* [Task directions]
Word for word, copy all the data and drop the pictures.

····················

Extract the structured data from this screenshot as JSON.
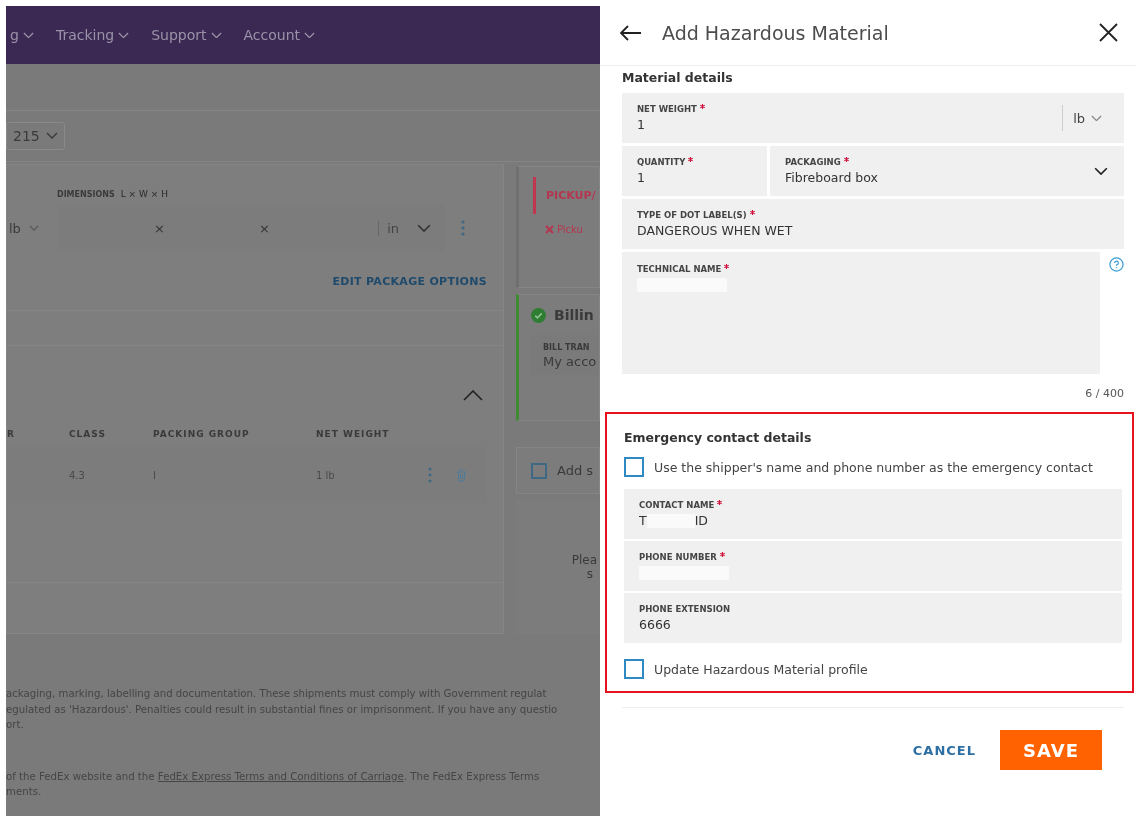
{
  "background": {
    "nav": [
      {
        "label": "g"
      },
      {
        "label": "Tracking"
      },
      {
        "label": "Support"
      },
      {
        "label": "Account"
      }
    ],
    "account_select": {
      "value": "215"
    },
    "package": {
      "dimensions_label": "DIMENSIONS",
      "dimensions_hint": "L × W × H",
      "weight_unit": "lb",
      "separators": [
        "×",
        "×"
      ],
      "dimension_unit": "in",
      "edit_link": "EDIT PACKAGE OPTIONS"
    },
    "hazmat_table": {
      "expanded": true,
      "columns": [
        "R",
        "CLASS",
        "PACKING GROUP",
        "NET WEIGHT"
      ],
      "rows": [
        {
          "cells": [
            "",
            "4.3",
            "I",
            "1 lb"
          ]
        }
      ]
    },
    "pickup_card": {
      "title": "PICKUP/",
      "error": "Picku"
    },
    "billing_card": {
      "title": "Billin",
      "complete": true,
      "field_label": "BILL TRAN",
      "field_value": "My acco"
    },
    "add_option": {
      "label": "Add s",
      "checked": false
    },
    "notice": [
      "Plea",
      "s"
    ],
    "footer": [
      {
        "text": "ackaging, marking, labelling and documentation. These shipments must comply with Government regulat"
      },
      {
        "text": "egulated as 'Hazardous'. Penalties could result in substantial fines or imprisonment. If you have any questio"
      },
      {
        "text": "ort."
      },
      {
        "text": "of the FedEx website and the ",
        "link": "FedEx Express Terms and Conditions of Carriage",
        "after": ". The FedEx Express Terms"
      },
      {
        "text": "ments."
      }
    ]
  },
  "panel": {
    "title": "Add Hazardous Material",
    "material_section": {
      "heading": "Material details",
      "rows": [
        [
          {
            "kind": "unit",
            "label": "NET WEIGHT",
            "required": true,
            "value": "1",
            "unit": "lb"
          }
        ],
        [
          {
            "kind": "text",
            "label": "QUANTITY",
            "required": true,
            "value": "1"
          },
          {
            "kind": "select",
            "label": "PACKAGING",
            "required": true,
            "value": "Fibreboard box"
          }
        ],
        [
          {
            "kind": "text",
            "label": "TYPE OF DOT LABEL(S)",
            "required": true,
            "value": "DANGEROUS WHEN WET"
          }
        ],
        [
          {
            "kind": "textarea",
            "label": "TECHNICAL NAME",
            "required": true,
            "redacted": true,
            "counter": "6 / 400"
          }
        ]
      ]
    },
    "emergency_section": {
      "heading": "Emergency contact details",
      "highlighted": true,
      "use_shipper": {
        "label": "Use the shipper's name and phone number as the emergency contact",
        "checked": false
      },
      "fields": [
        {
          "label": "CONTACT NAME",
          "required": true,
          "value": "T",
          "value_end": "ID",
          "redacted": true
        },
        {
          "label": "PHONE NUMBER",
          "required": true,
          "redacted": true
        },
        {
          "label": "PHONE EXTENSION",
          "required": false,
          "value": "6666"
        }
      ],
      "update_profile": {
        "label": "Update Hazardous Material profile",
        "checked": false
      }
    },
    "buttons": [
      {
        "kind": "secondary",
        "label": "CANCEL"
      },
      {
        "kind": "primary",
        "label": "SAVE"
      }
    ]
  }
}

····················

* [Solution to the exercise]
Extract the structured data from this screenshot as JSON.
{
  "background": {
    "nav": [
      {
        "label": "g"
      },
      {
        "label": "Tracking"
      },
      {
        "label": "Support"
      },
      {
        "label": "Account"
      }
    ],
    "account_select": {
      "value": "215"
    },
    "package": {
      "dimensions_label": "DIMENSIONS",
      "dimensions_hint": "L × W × H",
      "weight_unit": "lb",
      "separators": [
        "×",
        "×"
      ],
      "dimension_unit": "in",
      "edit_link": "EDIT PACKAGE OPTIONS"
    },
    "hazmat_table": {
      "expanded": true,
      "columns": [
        "R",
        "CLASS",
        "PACKING GROUP",
        "NET WEIGHT"
      ],
      "rows": [
        {
          "cells": [
            "",
            "4.3",
            "I",
            "1 lb"
          ]
        }
      ]
    },
    "pickup_card": {
      "title": "PICKUP/",
      "error": "Picku"
    },
    "billing_card": {
      "title": "Billin",
      "complete": true,
      "field_label": "BILL TRAN",
      "field_value": "My acco"
    },
    "add_option": {
      "label": "Add s",
      "checked": false
    },
    "notice": [
      "Plea",
      "s"
    ],
    "footer": [
      {
        "text": "ackaging, marking, labelling and documentation. These shipments must comply with Government regulat"
      },
      {
        "text": "egulated as 'Hazardous'. Penalties could result in substantial fines or imprisonment. If you have any questio"
      },
      {
        "text": "ort."
      },
      {
        "text": "of the FedEx website and the ",
        "link": "FedEx Express Terms and Conditions of Carriage",
        "after": ". The FedEx Express Terms"
      },
      {
        "text": "ments."
      }
    ]
  },
  "panel": {
    "title": "Add Hazardous Material",
    "material_section": {
      "heading": "Material details",
      "rows": [
        [
          {
            "kind": "unit",
            "label": "NET WEIGHT",
            "required": true,
            "value": "1",
            "unit": "lb"
          }
        ],
        [
          {
            "kind": "text",
            "label": "QUANTITY",
            "required": true,
            "value": "1"
          },
          {
            "kind": "select",
            "label": "PACKAGING",
            "required": true,
            "value": "Fibreboard box"
          }
        ],
        [
          {
            "kind": "text",
            "label": "TYPE OF DOT LABEL(S)",
            "required": true,
            "value": "DANGEROUS WHEN WET"
          }
        ],
        [
          {
            "kind": "textarea",
            "label": "TECHNICAL NAME",
            "required": true,
            "redacted": true,
            "counter": "6 / 400"
          }
        ]
      ]
    },
    "emergency_section": {
      "heading": "Emergency contact details",
      "highlighted": true,
      "use_shipper": {
        "label": "Use the shipper's name and phone number as the emergency contact",
        "checked": false
      },
      "fields": [
        {
          "label": "CONTACT NAME",
          "required": true,
          "value": "T",
          "value_end": "ID",
          "redacted": true
        },
        {
          "label": "PHONE NUMBER",
          "required": true,
          "redacted": true
        },
        {
          "label": "PHONE EXTENSION",
          "required": false,
          "value": "6666"
        }
      ],
      "update_profile": {
        "label": "Update Hazardous Material profile",
        "checked": false
      }
    },
    "buttons": [
      {
        "kind": "secondary",
        "label": "CANCEL"
      },
      {
        "kind": "primary",
        "label": "SAVE"
      }
    ]
  }
}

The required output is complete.